___ Extracted data

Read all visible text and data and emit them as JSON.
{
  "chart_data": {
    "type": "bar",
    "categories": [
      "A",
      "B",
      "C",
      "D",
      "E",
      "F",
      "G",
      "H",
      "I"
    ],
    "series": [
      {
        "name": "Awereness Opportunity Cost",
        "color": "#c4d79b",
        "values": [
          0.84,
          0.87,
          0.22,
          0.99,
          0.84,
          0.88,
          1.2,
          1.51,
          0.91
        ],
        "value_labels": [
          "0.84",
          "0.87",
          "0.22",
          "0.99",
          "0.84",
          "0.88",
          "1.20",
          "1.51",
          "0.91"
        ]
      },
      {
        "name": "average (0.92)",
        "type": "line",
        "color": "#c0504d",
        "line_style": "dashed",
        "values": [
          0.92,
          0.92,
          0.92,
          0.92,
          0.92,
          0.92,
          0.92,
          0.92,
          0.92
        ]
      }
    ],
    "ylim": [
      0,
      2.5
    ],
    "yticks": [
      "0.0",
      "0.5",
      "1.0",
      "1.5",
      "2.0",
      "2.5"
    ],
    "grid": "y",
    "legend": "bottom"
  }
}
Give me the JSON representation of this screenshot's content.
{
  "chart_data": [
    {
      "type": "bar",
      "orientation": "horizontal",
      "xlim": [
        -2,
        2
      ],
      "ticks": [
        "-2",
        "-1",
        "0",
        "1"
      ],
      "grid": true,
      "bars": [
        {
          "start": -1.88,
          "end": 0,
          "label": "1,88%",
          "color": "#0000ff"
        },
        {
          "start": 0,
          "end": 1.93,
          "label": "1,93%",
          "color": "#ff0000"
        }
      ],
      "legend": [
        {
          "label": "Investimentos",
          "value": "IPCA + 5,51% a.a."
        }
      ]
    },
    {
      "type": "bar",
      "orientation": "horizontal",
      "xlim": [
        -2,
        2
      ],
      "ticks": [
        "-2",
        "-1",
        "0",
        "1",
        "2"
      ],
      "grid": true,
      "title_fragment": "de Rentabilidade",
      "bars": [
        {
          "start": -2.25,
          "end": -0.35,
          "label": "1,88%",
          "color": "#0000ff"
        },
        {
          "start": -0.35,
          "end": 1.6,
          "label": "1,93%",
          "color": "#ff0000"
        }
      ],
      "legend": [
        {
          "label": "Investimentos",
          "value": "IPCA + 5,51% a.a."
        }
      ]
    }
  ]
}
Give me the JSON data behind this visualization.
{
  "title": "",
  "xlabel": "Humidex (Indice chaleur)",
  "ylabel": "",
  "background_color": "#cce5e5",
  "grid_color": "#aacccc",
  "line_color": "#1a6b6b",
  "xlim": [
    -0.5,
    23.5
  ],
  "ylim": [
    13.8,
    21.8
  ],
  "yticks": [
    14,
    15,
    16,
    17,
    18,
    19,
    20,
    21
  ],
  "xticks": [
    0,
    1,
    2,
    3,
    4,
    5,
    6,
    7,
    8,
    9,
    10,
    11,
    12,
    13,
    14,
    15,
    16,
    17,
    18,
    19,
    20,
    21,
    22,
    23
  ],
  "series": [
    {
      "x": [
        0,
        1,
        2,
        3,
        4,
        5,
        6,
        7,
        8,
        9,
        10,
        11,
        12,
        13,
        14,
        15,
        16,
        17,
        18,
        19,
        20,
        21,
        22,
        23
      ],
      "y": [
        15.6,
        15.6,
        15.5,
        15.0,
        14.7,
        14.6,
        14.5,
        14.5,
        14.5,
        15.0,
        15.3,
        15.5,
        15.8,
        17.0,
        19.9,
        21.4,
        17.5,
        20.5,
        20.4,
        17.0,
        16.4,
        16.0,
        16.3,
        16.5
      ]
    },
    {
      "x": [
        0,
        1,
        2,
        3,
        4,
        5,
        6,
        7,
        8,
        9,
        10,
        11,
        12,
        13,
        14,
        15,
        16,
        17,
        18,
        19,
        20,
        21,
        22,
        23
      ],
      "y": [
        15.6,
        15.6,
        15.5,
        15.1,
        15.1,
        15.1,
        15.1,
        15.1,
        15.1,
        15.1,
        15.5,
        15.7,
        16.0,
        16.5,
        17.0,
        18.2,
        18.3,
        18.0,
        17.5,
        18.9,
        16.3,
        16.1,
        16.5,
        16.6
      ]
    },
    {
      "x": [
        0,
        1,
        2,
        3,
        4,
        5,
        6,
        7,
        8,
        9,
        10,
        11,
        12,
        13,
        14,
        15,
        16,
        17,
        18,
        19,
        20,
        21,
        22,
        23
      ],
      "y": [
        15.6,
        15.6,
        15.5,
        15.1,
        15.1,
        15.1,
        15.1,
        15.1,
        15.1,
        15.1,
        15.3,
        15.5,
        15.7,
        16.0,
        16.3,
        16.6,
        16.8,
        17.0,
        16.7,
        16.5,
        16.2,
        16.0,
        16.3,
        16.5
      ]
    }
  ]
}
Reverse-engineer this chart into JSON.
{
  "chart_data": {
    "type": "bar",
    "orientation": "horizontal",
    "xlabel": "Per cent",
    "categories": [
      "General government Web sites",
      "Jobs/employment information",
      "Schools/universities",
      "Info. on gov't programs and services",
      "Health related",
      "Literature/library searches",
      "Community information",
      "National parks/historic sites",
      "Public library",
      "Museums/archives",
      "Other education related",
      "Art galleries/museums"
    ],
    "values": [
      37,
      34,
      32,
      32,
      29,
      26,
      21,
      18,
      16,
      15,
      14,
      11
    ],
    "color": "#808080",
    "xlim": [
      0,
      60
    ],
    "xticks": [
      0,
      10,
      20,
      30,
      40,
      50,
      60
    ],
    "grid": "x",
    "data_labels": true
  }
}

______

## Task statement:
Reproduce every record above exactly as it appears.

## Solution to this task:
Read all visible text and data and emit them as JSON.
{
  "chart_data": {
    "type": "bar",
    "categories": [
      "A",
      "B",
      "C",
      "D",
      "E",
      "F",
      "G",
      "H",
      "I"
    ],
    "series": [
      {
        "name": "Awereness Opportunity Cost",
        "color": "#c4d79b",
        "values": [
          0.84,
          0.87,
          0.22,
          0.99,
          0.84,
          0.88,
          1.2,
          1.51,
          0.91
        ],
        "value_labels": [
          "0.84",
          "0.87",
          "0.22",
          "0.99",
          "0.84",
          "0.88",
          "1.20",
          "1.51",
          "0.91"
        ]
      },
      {
        "name": "average (0.92)",
        "type": "line",
        "color": "#c0504d",
        "line_style": "dashed",
        "values": [
          0.92,
          0.92,
          0.92,
          0.92,
          0.92,
          0.92,
          0.92,
          0.92,
          0.92
        ]
      }
    ],
    "ylim": [
      0,
      2.5
    ],
    "yticks": [
      "0.0",
      "0.5",
      "1.0",
      "1.5",
      "2.0",
      "2.5"
    ],
    "grid": "y",
    "legend": "bottom"
  }
}
Give me the JSON representation of this screenshot's content.
{
  "chart_data": [
    {
      "type": "bar",
      "orientation": "horizontal",
      "xlim": [
        -2,
        2
      ],
      "ticks": [
        "-2",
        "-1",
        "0",
        "1"
      ],
      "grid": true,
      "bars": [
        {
          "start": -1.88,
          "end": 0,
          "label": "1,88%",
          "color": "#0000ff"
        },
        {
          "start": 0,
          "end": 1.93,
          "label": "1,93%",
          "color": "#ff0000"
        }
      ],
      "legend": [
        {
          "label": "Investimentos",
          "value": "IPCA + 5,51% a.a."
        }
      ]
    },
    {
      "type": "bar",
      "orientation": "horizontal",
      "xlim": [
        -2,
        2
      ],
      "ticks": [
        "-2",
        "-1",
        "0",
        "1",
        "2"
      ],
      "grid": true,
      "title_fragment": "de Rentabilidade",
      "bars": [
        {
          "start": -2.25,
          "end": -0.35,
          "label": "1,88%",
          "color": "#0000ff"
        },
        {
          "start": -0.35,
          "end": 1.6,
          "label": "1,93%",
          "color": "#ff0000"
        }
      ],
      "legend": [
        {
          "label": "Investimentos",
          "value": "IPCA + 5,51% a.a."
        }
      ]
    }
  ]
}
Give me the JSON data behind this visualization.
{
  "title": "",
  "xlabel": "Humidex (Indice chaleur)",
  "ylabel": "",
  "background_color": "#cce5e5",
  "grid_color": "#aacccc",
  "line_color": "#1a6b6b",
  "xlim": [
    -0.5,
    23.5
  ],
  "ylim": [
    13.8,
    21.8
  ],
  "yticks": [
    14,
    15,
    16,
    17,
    18,
    19,
    20,
    21
  ],
  "xticks": [
    0,
    1,
    2,
    3,
    4,
    5,
    6,
    7,
    8,
    9,
    10,
    11,
    12,
    13,
    14,
    15,
    16,
    17,
    18,
    19,
    20,
    21,
    22,
    23
  ],
  "series": [
    {
      "x": [
        0,
        1,
        2,
        3,
        4,
        5,
        6,
        7,
        8,
        9,
        10,
        11,
        12,
        13,
        14,
        15,
        16,
        17,
        18,
        19,
        20,
        21,
        22,
        23
      ],
      "y": [
        15.6,
        15.6,
        15.5,
        15.0,
        14.7,
        14.6,
        14.5,
        14.5,
        14.5,
        15.0,
        15.3,
        15.5,
        15.8,
        17.0,
        19.9,
        21.4,
        17.5,
        20.5,
        20.4,
        17.0,
        16.4,
        16.0,
        16.3,
        16.5
      ]
    },
    {
      "x": [
        0,
        1,
        2,
        3,
        4,
        5,
        6,
        7,
        8,
        9,
        10,
        11,
        12,
        13,
        14,
        15,
        16,
        17,
        18,
        19,
        20,
        21,
        22,
        23
      ],
      "y": [
        15.6,
        15.6,
        15.5,
        15.1,
        15.1,
        15.1,
        15.1,
        15.1,
        15.1,
        15.1,
        15.5,
        15.7,
        16.0,
        16.5,
        17.0,
        18.2,
        18.3,
        18.0,
        17.5,
        18.9,
        16.3,
        16.1,
        16.5,
        16.6
      ]
    },
    {
      "x": [
        0,
        1,
        2,
        3,
        4,
        5,
        6,
        7,
        8,
        9,
        10,
        11,
        12,
        13,
        14,
        15,
        16,
        17,
        18,
        19,
        20,
        21,
        22,
        23
      ],
      "y": [
        15.6,
        15.6,
        15.5,
        15.1,
        15.1,
        15.1,
        15.1,
        15.1,
        15.1,
        15.1,
        15.3,
        15.5,
        15.7,
        16.0,
        16.3,
        16.6,
        16.8,
        17.0,
        16.7,
        16.5,
        16.2,
        16.0,
        16.3,
        16.5
      ]
    }
  ]
}
Reverse-engineer this chart into JSON.
{
  "chart_data": {
    "type": "bar",
    "orientation": "horizontal",
    "xlabel": "Per cent",
    "categories": [
      "General government Web sites",
      "Jobs/employment information",
      "Schools/universities",
      "Info. on gov't programs and services",
      "Health related",
      "Literature/library searches",
      "Community information",
      "National parks/historic sites",
      "Public library",
      "Museums/archives",
      "Other education related",
      "Art galleries/museums"
    ],
    "values": [
      37,
      34,
      32,
      32,
      29,
      26,
      21,
      18,
      16,
      15,
      14,
      11
    ],
    "color": "#808080",
    "xlim": [
      0,
      60
    ],
    "xticks": [
      0,
      10,
      20,
      30,
      40,
      50,
      60
    ],
    "grid": "x",
    "data_labels": true
  }
}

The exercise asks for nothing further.